• **Records for the exercise**:
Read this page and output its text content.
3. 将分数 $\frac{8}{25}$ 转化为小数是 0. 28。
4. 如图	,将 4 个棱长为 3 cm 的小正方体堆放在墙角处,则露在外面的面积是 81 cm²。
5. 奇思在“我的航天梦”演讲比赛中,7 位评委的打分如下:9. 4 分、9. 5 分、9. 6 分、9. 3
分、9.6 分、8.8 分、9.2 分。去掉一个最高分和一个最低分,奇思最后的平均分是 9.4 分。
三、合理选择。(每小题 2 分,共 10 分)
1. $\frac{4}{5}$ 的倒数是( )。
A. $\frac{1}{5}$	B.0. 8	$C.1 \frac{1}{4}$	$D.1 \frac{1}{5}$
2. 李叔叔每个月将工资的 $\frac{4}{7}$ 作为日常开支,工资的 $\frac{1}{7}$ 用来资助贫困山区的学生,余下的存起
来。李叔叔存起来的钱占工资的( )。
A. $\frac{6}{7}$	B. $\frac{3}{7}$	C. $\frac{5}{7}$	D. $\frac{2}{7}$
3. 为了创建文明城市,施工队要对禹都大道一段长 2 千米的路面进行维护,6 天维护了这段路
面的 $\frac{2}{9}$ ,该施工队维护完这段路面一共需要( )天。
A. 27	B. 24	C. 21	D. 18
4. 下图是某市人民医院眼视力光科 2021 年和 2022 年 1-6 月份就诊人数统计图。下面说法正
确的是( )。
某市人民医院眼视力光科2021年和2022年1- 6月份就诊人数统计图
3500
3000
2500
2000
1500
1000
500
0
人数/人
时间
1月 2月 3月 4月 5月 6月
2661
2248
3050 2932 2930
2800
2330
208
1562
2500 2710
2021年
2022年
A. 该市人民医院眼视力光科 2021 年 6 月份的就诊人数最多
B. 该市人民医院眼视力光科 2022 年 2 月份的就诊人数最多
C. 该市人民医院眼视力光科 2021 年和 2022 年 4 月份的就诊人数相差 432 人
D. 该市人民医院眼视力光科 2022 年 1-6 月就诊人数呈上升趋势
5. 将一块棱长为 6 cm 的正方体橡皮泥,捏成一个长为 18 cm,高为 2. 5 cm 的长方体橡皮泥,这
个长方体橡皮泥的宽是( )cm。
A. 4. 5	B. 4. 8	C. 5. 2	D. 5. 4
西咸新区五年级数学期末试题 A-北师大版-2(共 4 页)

• **Task prompt**: Identify each line of the material where the word "frac" shows up, and copy it.

• **Exercise answer**:
3. 将分数 $\frac{8}{25}$ 转化为小数是 0. 28。
1. $\frac{4}{5}$ 的倒数是( )。
A. $\frac{1}{5}$	B.0. 8	$C.1 \frac{1}{4}$	$D.1 \frac{1}{5}$
2. 李叔叔每个月将工资的 $\frac{4}{7}$ 作为日常开支,工资的 $\frac{1}{7}$ 用来资助贫困山区的学生,余下的存起
A. $\frac{6}{7}$	B. $\frac{3}{7}$	C. $\frac{5}{7}$	D. $\frac{2}{7}$
面的 $\frac{2}{9}$ ,该施工队维护完这段路面一共需要( )天。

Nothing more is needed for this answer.